____ Given entries

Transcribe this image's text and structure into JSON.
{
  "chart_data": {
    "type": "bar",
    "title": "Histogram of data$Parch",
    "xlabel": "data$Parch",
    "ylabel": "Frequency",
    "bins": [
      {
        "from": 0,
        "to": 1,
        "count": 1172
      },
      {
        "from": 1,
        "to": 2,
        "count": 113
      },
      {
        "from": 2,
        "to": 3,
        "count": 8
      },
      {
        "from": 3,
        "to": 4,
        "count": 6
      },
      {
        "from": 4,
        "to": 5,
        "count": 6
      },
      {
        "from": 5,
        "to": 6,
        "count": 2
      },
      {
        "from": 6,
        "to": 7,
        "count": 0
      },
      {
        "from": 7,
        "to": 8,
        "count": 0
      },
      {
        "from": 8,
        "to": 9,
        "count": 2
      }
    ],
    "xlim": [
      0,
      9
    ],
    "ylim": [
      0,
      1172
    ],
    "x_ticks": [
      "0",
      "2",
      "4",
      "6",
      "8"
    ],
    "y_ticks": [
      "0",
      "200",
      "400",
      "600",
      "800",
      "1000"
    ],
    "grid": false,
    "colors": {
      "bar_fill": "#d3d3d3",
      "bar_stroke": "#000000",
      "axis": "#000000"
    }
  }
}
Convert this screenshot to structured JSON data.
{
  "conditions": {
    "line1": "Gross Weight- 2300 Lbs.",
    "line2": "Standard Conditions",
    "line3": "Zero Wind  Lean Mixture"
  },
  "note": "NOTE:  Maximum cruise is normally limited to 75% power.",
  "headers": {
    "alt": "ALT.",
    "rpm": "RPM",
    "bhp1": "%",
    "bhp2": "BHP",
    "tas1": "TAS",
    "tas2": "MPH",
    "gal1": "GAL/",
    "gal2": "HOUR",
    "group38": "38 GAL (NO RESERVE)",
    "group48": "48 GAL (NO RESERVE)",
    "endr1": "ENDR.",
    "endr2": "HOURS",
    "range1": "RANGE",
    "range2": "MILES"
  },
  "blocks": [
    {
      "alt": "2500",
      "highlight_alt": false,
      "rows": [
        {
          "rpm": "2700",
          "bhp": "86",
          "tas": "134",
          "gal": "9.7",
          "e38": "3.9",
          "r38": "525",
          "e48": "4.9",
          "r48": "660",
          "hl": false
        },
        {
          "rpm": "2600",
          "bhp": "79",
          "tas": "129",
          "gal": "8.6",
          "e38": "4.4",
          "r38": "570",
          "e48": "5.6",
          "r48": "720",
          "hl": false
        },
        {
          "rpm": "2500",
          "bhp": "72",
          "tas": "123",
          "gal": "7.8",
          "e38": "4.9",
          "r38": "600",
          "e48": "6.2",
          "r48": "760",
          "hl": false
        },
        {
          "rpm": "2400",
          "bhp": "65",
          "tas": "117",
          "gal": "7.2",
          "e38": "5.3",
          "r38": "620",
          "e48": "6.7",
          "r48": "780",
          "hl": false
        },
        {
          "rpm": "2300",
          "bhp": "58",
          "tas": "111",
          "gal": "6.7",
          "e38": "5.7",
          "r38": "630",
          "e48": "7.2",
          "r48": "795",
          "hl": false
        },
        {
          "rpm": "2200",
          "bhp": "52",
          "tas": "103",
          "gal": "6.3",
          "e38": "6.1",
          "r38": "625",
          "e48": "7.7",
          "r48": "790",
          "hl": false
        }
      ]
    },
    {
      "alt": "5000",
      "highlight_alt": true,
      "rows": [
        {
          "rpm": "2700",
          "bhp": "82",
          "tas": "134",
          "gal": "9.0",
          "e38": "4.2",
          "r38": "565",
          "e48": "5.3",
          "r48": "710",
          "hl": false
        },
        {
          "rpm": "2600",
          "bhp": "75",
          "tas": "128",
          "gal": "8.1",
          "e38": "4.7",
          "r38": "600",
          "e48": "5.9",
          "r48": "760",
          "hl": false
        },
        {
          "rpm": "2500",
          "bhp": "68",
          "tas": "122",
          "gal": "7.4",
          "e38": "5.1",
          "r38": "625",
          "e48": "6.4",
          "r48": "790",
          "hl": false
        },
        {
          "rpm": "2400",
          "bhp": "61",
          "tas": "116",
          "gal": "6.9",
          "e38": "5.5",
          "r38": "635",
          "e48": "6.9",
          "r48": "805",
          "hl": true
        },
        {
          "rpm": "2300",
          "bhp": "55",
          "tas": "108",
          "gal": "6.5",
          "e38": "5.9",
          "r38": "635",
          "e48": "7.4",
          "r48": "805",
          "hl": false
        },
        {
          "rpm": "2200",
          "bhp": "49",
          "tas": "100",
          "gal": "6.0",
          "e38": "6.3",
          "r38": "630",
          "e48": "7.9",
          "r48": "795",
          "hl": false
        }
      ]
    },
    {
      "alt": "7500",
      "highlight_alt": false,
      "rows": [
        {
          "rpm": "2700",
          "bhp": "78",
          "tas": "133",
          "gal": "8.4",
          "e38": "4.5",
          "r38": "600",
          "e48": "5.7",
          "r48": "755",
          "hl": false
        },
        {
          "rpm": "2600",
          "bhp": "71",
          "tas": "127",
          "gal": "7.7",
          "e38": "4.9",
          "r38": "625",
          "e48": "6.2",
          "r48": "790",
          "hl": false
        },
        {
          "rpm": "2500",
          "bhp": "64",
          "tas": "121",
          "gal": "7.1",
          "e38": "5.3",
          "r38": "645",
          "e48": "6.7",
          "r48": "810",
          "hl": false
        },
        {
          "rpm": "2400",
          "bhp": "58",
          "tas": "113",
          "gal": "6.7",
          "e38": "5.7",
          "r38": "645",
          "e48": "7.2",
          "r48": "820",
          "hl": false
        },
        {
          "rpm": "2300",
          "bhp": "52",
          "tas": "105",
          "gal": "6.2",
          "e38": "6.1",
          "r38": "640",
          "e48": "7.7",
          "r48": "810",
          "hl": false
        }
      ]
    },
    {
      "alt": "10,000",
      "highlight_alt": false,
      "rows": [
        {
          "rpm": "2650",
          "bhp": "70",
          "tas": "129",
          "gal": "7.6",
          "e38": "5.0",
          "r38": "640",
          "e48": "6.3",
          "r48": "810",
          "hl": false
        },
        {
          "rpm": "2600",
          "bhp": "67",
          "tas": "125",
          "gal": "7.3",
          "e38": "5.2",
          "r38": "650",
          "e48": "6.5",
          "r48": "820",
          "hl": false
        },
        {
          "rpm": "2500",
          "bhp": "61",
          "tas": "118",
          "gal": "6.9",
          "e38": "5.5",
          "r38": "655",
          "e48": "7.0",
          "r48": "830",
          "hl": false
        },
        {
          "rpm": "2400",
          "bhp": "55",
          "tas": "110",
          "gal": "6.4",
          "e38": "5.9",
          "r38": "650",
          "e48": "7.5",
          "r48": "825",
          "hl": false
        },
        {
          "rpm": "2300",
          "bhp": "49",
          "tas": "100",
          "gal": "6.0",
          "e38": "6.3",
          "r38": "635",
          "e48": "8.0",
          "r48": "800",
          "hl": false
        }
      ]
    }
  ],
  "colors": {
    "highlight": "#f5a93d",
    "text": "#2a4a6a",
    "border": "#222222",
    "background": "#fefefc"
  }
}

________

- **Problem to work on**
Repeat the entries exactly, all of them.

- **Correct answer**
Transcribe this image's text and structure into JSON.
{
  "chart_data": {
    "type": "bar",
    "title": "Histogram of data$Parch",
    "xlabel": "data$Parch",
    "ylabel": "Frequency",
    "bins": [
      {
        "from": 0,
        "to": 1,
        "count": 1172
      },
      {
        "from": 1,
        "to": 2,
        "count": 113
      },
      {
        "from": 2,
        "to": 3,
        "count": 8
      },
      {
        "from": 3,
        "to": 4,
        "count": 6
      },
      {
        "from": 4,
        "to": 5,
        "count": 6
      },
      {
        "from": 5,
        "to": 6,
        "count": 2
      },
      {
        "from": 6,
        "to": 7,
        "count": 0
      },
      {
        "from": 7,
        "to": 8,
        "count": 0
      },
      {
        "from": 8,
        "to": 9,
        "count": 2
      }
    ],
    "xlim": [
      0,
      9
    ],
    "ylim": [
      0,
      1172
    ],
    "x_ticks": [
      "0",
      "2",
      "4",
      "6",
      "8"
    ],
    "y_ticks": [
      "0",
      "200",
      "400",
      "600",
      "800",
      "1000"
    ],
    "grid": false,
    "colors": {
      "bar_fill": "#d3d3d3",
      "bar_stroke": "#000000",
      "axis": "#000000"
    }
  }
}
Convert this screenshot to structured JSON data.
{
  "conditions": {
    "line1": "Gross Weight- 2300 Lbs.",
    "line2": "Standard Conditions",
    "line3": "Zero Wind  Lean Mixture"
  },
  "note": "NOTE:  Maximum cruise is normally limited to 75% power.",
  "headers": {
    "alt": "ALT.",
    "rpm": "RPM",
    "bhp1": "%",
    "bhp2": "BHP",
    "tas1": "TAS",
    "tas2": "MPH",
    "gal1": "GAL/",
    "gal2": "HOUR",
    "group38": "38 GAL (NO RESERVE)",
    "group48": "48 GAL (NO RESERVE)",
    "endr1": "ENDR.",
    "endr2": "HOURS",
    "range1": "RANGE",
    "range2": "MILES"
  },
  "blocks": [
    {
      "alt": "2500",
      "highlight_alt": false,
      "rows": [
        {
          "rpm": "2700",
          "bhp": "86",
          "tas": "134",
          "gal": "9.7",
          "e38": "3.9",
          "r38": "525",
          "e48": "4.9",
          "r48": "660",
          "hl": false
        },
        {
          "rpm": "2600",
          "bhp": "79",
          "tas": "129",
          "gal": "8.6",
          "e38": "4.4",
          "r38": "570",
          "e48": "5.6",
          "r48": "720",
          "hl": false
        },
        {
          "rpm": "2500",
          "bhp": "72",
          "tas": "123",
          "gal": "7.8",
          "e38": "4.9",
          "r38": "600",
          "e48": "6.2",
          "r48": "760",
          "hl": false
        },
        {
          "rpm": "2400",
          "bhp": "65",
          "tas": "117",
          "gal": "7.2",
          "e38": "5.3",
          "r38": "620",
          "e48": "6.7",
          "r48": "780",
          "hl": false
        },
        {
          "rpm": "2300",
          "bhp": "58",
          "tas": "111",
          "gal": "6.7",
          "e38": "5.7",
          "r38": "630",
          "e48": "7.2",
          "r48": "795",
          "hl": false
        },
        {
          "rpm": "2200",
          "bhp": "52",
          "tas": "103",
          "gal": "6.3",
          "e38": "6.1",
          "r38": "625",
          "e48": "7.7",
          "r48": "790",
          "hl": false
        }
      ]
    },
    {
      "alt": "5000",
      "highlight_alt": true,
      "rows": [
        {
          "rpm": "2700",
          "bhp": "82",
          "tas": "134",
          "gal": "9.0",
          "e38": "4.2",
          "r38": "565",
          "e48": "5.3",
          "r48": "710",
          "hl": false
        },
        {
          "rpm": "2600",
          "bhp": "75",
          "tas": "128",
          "gal": "8.1",
          "e38": "4.7",
          "r38": "600",
          "e48": "5.9",
          "r48": "760",
          "hl": false
        },
        {
          "rpm": "2500",
          "bhp": "68",
          "tas": "122",
          "gal": "7.4",
          "e38": "5.1",
          "r38": "625",
          "e48": "6.4",
          "r48": "790",
          "hl": false
        },
        {
          "rpm": "2400",
          "bhp": "61",
          "tas": "116",
          "gal": "6.9",
          "e38": "5.5",
          "r38": "635",
          "e48": "6.9",
          "r48": "805",
          "hl": true
        },
        {
          "rpm": "2300",
          "bhp": "55",
          "tas": "108",
          "gal": "6.5",
          "e38": "5.9",
          "r38": "635",
          "e48": "7.4",
          "r48": "805",
          "hl": false
        },
        {
          "rpm": "2200",
          "bhp": "49",
          "tas": "100",
          "gal": "6.0",
          "e38": "6.3",
          "r38": "630",
          "e48": "7.9",
          "r48": "795",
          "hl": false
        }
      ]
    },
    {
      "alt": "7500",
      "highlight_alt": false,
      "rows": [
        {
          "rpm": "2700",
          "bhp": "78",
          "tas": "133",
          "gal": "8.4",
          "e38": "4.5",
          "r38": "600",
          "e48": "5.7",
          "r48": "755",
          "hl": false
        },
        {
          "rpm": "2600",
          "bhp": "71",
          "tas": "127",
          "gal": "7.7",
          "e38": "4.9",
          "r38": "625",
          "e48": "6.2",
          "r48": "790",
          "hl": false
        },
        {
          "rpm": "2500",
          "bhp": "64",
          "tas": "121",
          "gal": "7.1",
          "e38": "5.3",
          "r38": "645",
          "e48": "6.7",
          "r48": "810",
          "hl": false
        },
        {
          "rpm": "2400",
          "bhp": "58",
          "tas": "113",
          "gal": "6.7",
          "e38": "5.7",
          "r38": "645",
          "e48": "7.2",
          "r48": "820",
          "hl": false
        },
        {
          "rpm": "2300",
          "bhp": "52",
          "tas": "105",
          "gal": "6.2",
          "e38": "6.1",
          "r38": "640",
          "e48": "7.7",
          "r48": "810",
          "hl": false
        }
      ]
    },
    {
      "alt": "10,000",
      "highlight_alt": false,
      "rows": [
        {
          "rpm": "2650",
          "bhp": "70",
          "tas": "129",
          "gal": "7.6",
          "e38": "5.0",
          "r38": "640",
          "e48": "6.3",
          "r48": "810",
          "hl": false
        },
        {
          "rpm": "2600",
          "bhp": "67",
          "tas": "125",
          "gal": "7.3",
          "e38": "5.2",
          "r38": "650",
          "e48": "6.5",
          "r48": "820",
          "hl": false
        },
        {
          "rpm": "2500",
          "bhp": "61",
          "tas": "118",
          "gal": "6.9",
          "e38": "5.5",
          "r38": "655",
          "e48": "7.0",
          "r48": "830",
          "hl": false
        },
        {
          "rpm": "2400",
          "bhp": "55",
          "tas": "110",
          "gal": "6.4",
          "e38": "5.9",
          "r38": "650",
          "e48": "7.5",
          "r48": "825",
          "hl": false
        },
        {
          "rpm": "2300",
          "bhp": "49",
          "tas": "100",
          "gal": "6.0",
          "e38": "6.3",
          "r38": "635",
          "e48": "8.0",
          "r48": "800",
          "hl": false
        }
      ]
    }
  ],
  "colors": {
    "highlight": "#f5a93d",
    "text": "#2a4a6a",
    "border": "#222222",
    "background": "#fefefc"
  }
}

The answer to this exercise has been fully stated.